Текст для чтения:

<<<<

Искусство нобелевского ораторства. Максим Соколов

   Дата публикации: 09 декабря 2015, 16:18

 

Нобелевская речь и нобелевский банкет, приходящиеся на начало декабря, завершают премиальную страду и являются высшим звездным часом для большинства лауреатов.

 

Искусство нобелевского ораторства

 

Весьма немногие, подобно Солженицыну, и в дальнейшей своей жизни являются истинными мужами судьбы. У большинства лауреатов нобелевские торжества — это единственный миг в их жизни, когда мир слушает (или хотя бы должен слушать) те заветные мысли, которые увенчанный премией сочтет нужным сообщить городу и миру.

 

При том, что лауреат, в общем-то, не обязан сообщать собравшейся публике глаголы вечной жизни или поражать ее ученой сверхмудростью. Известны чисто дипломатические речи. Бунинская речь 1933 года — это краткое выражение аристократической вежливости, благодарность свободе и гостеприимству, выражаемое изгнанником, — и не более того.

 

Шолоховская речь 1965 года более всего понятна в ключе брежневского наступления разрядки. Испытанный казак партии строит речь дипломатически, сопрягая верность коммунистическим идеям и верность идеалам общемировым, никто не уходит обиженным, а в завершение, как то и подобает, благодарит и кланяется.

 

Солженицын (заочная речь 1972 года) и Бродский (1987 год) первыми из русских писателей выступили в жанре не краткой окказиональной речи, но именно лекции — развернутой и имеющей самостоятельное значение вне нобелевского контекста. Оправдание словесности послужившее темой для обеих лекций, причем оправдание глобальное, от Ромула до наших дней, ибо «Одно слово правды весь мир перетянет» — ради такого оправдания стоит и Нобелевскую премию получить даже вне зависимости, за что она дадена.

>>>>

Предоставленные данные:

<<<<

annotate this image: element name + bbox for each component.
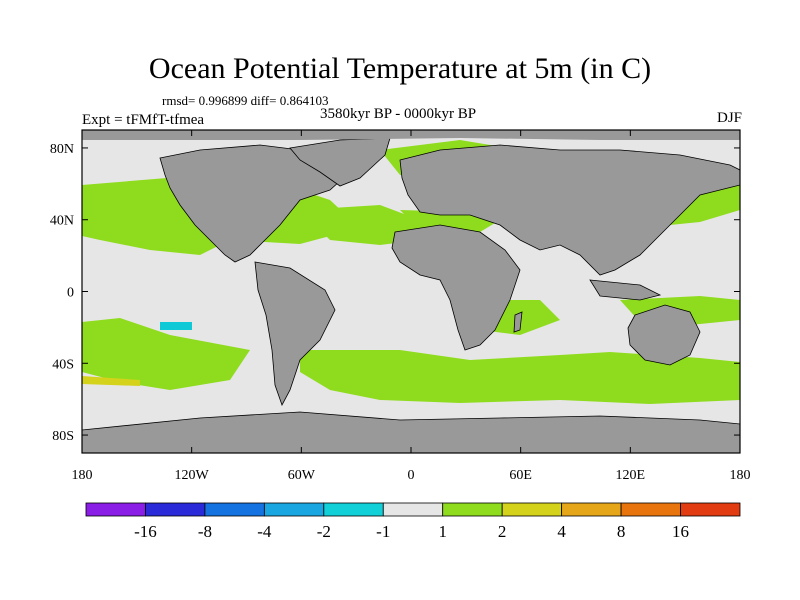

>>>>

Подхватите изложение в тексте о нобелевском ораторстве и продолжите его сразу после последнего предложения.

Ответ ниже:
Но после нобелевских выступлений Солженицына и Бродского, задавших невыносимо высокую меру слова и меру мысли, лекция, прочтенная следующим лауреатом, пишущим на русском языке, не дотягивает до предшественников никак.

 

Если брать чисто формальные признаки, то объем автоцитат, составляющих большую часть речи, переходит все границы и ставит в неудобное положение аудиторию, собравшуюся для слушания лекции. Ведь по умолчанию предполагается, что за два месяца, прошедшие после объявления имени лауреата, любители словесности прочтут сами компиляцию из интервью с информантами С.А. Алексиевич. Если им, как тупым школьникам, нужно опять вдалбливать особенно сильные, с точки зрения лектора, места из премированных книг, это ставит в ложное положение как лектора, так и аудиторию.

 

Но Бог бы с ними, с композиционными ошибками, — вдруг это не ошибки, но авторское своеобразие, ведь строгих правил для этого жанра нету. Соответственно, следует простить и чрезмерное местоимение «я», встречающееся через слово, в сочетании с почти отсутствующими в лекции товарищами по словесности. Здесь контраст с Бродским и Солженицыным (тоже не чуждым себялюбия) особенно бросается в глаза — резкое выламывание из традиции. Но опять же мы живем в XXI веке, где господствует западная цивилизация, принцип которой «сам себя не похвалишь, кто ж тебя похвалит». Попал в стаю рыночных людей, так лай — не лай, а хвостом виляй.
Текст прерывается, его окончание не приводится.